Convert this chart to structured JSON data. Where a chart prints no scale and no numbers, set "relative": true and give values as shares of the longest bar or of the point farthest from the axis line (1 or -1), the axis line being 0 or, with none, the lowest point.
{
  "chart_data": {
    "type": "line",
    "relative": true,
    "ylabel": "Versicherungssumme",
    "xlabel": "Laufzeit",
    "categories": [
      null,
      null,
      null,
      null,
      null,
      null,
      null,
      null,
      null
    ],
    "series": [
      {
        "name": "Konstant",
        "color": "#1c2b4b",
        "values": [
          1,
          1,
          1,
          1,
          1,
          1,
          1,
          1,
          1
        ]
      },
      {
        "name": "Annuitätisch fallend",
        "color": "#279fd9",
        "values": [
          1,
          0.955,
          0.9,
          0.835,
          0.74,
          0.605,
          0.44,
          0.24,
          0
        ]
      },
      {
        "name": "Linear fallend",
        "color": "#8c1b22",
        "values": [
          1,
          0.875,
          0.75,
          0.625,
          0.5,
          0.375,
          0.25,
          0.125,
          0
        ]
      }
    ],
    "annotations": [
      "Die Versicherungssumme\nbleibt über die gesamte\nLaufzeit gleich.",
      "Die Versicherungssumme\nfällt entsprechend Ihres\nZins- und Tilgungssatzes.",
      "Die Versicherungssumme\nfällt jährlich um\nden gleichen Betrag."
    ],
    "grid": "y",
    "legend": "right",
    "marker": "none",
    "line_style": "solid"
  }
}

+-------+

* **GOAL**
Nothing in the data may differ; print all of it exactly as written.

* **COMPLETE RESPONSE**
Convert this chart to structured JSON data. Where a chart prints no scale and no numbers, set "relative": true and give values as shares of the longest bar or of the point farthest from the axis line (1 or -1), the axis line being 0 or, with none, the lowest point.
{
  "chart_data": {
    "type": "line",
    "relative": true,
    "ylabel": "Versicherungssumme",
    "xlabel": "Laufzeit",
    "categories": [
      null,
      null,
      null,
      null,
      null,
      null,
      null,
      null,
      null
    ],
    "series": [
      {
        "name": "Konstant",
        "color": "#1c2b4b",
        "values": [
          1,
          1,
          1,
          1,
          1,
          1,
          1,
          1,
          1
        ]
      },
      {
        "name": "Annuitätisch fallend",
        "color": "#279fd9",
        "values": [
          1,
          0.955,
          0.9,
          0.835,
          0.74,
          0.605,
          0.44,
          0.24,
          0
        ]
      },
      {
        "name": "Linear fallend",
        "color": "#8c1b22",
        "values": [
          1,
          0.875,
          0.75,
          0.625,
          0.5,
          0.375,
          0.25,
          0.125,
          0
        ]
      }
    ],
    "annotations": [
      "Die Versicherungssumme\nbleibt über die gesamte\nLaufzeit gleich.",
      "Die Versicherungssumme\nfällt entsprechend Ihres\nZins- und Tilgungssatzes.",
      "Die Versicherungssumme\nfällt jährlich um\nden gleichen Betrag."
    ],
    "grid": "y",
    "legend": "right",
    "marker": "none",
    "line_style": "solid"
  }
}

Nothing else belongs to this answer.